(Stored items)

- - - - - - -

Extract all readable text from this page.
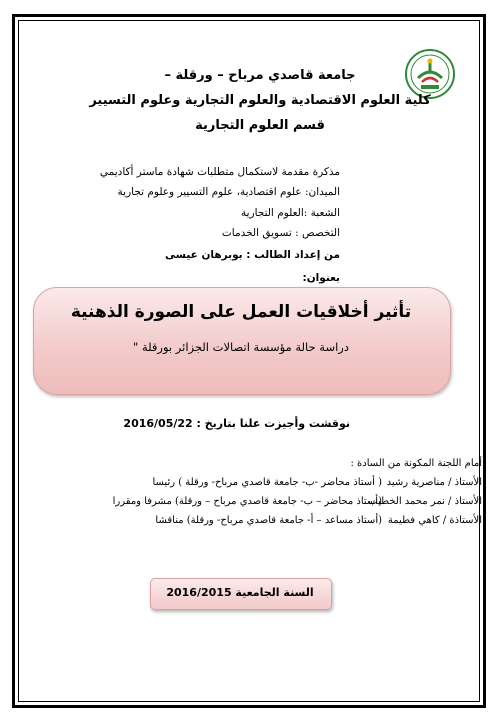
جامعة قاصدي مرباح – ورقلة –
كلية العلوم الاقتصادية والعلوم التجارية وعلوم التسيير
قسم العلوم التجارية
مذكرة مقدمة لاستكمال متطلبات شهادة ماستر أكاديمي
الميدان: علوم اقتصادية، علوم التسيير وعلوم تجارية
الشعبة :العلوم التجارية
التخصص : تسويق الخدمات
من إعداد الطالب : بوبرهان عيسى
بعنوان:
تأثير أخلاقيات العمل على الصورة الذهنية
دراسة حالة مؤسسة اتصالات الجزائر بورقلة "
نوقشت وأجيزت علنا بتاريخ : 2016/05/22
أمام اللجنة المكونة من السادة :
الأستاذ / مناصرية رشيد
( أستاذ محاضر -ب- جامعة قاصدي مرباح- ورقلة ) رئيسا
الأستاذ / نمر محمد الخطيب
(أستاذ محاضر – ب- جامعة قاصدي مرباح – ورقلة) مشرفا ومقررا
الأستاذة / كاهي فطيمة
(أستاذ مساعد – أ- جامعة قاصدي مرباح- ورقلة) مناقشا
السنة الجامعية 2016/2015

- - - - - - -

Repeat the material above word for word and skip every image in it.

Extract all readable text from this page.
جامعة قاصدي مرباح – ورقلة –
كلية العلوم الاقتصادية والعلوم التجارية وعلوم التسيير
قسم العلوم التجارية
مذكرة مقدمة لاستكمال متطلبات شهادة ماستر أكاديمي
الميدان: علوم اقتصادية، علوم التسيير وعلوم تجارية
الشعبة :العلوم التجارية
التخصص : تسويق الخدمات
من إعداد الطالب : بوبرهان عيسى
بعنوان:
تأثير أخلاقيات العمل على الصورة الذهنية
دراسة حالة مؤسسة اتصالات الجزائر بورقلة "
نوقشت وأجيزت علنا بتاريخ : 2016/05/22
أمام اللجنة المكونة من السادة :
الأستاذ / مناصرية رشيد
( أستاذ محاضر -ب- جامعة قاصدي مرباح- ورقلة ) رئيسا
الأستاذ / نمر محمد الخطيب
(أستاذ محاضر – ب- جامعة قاصدي مرباح – ورقلة) مشرفا ومقررا
الأستاذة / كاهي فطيمة
(أستاذ مساعد – أ- جامعة قاصدي مرباح- ورقلة) مناقشا
السنة الجامعية 2016/2015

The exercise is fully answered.